— Start The records —
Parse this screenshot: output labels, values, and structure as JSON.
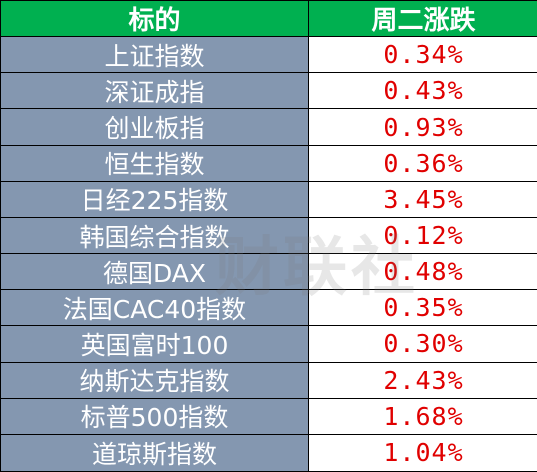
{
  "header": {
    "col_name": "标的",
    "col_value": "周二涨跌"
  },
  "rows": [
    {
      "name": "上证指数",
      "value": "0.34%"
    },
    {
      "name": "深证成指",
      "value": "0.43%"
    },
    {
      "name": "创业板指",
      "value": "0.93%"
    },
    {
      "name": "恒生指数",
      "value": "0.36%"
    },
    {
      "name": "日经225指数",
      "value": "3.45%"
    },
    {
      "name": "韩国综合指数",
      "value": "0.12%"
    },
    {
      "name": "德国DAX",
      "value": "0.48%"
    },
    {
      "name": "法国CAC40指数",
      "value": "0.35%"
    },
    {
      "name": "英国富时100",
      "value": "0.30%"
    },
    {
      "name": "纳斯达克指数",
      "value": "2.43%"
    },
    {
      "name": "标普500指数",
      "value": "1.68%"
    },
    {
      "name": "道琼斯指数",
      "value": "1.04%"
    }
  ],
  "watermark": "财联社",
  "colors": {
    "header_bg": "#00b050",
    "name_bg": "#8497b0",
    "value_text": "#e00000"
  }
}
— End The records —
Copy everything in the records above except the pictures, exactly as written.

**Reply**
Parse this screenshot: output labels, values, and structure as JSON.
{
  "header": {
    "col_name": "标的",
    "col_value": "周二涨跌"
  },
  "rows": [
    {
      "name": "上证指数",
      "value": "0.34%"
    },
    {
      "name": "深证成指",
      "value": "0.43%"
    },
    {
      "name": "创业板指",
      "value": "0.93%"
    },
    {
      "name": "恒生指数",
      "value": "0.36%"
    },
    {
      "name": "日经225指数",
      "value": "3.45%"
    },
    {
      "name": "韩国综合指数",
      "value": "0.12%"
    },
    {
      "name": "德国DAX",
      "value": "0.48%"
    },
    {
      "name": "法国CAC40指数",
      "value": "0.35%"
    },
    {
      "name": "英国富时100",
      "value": "0.30%"
    },
    {
      "name": "纳斯达克指数",
      "value": "2.43%"
    },
    {
      "name": "标普500指数",
      "value": "1.68%"
    },
    {
      "name": "道琼斯指数",
      "value": "1.04%"
    }
  ],
  "watermark": "财联社",
  "colors": {
    "header_bg": "#00b050",
    "name_bg": "#8497b0",
    "value_text": "#e00000"
  }
}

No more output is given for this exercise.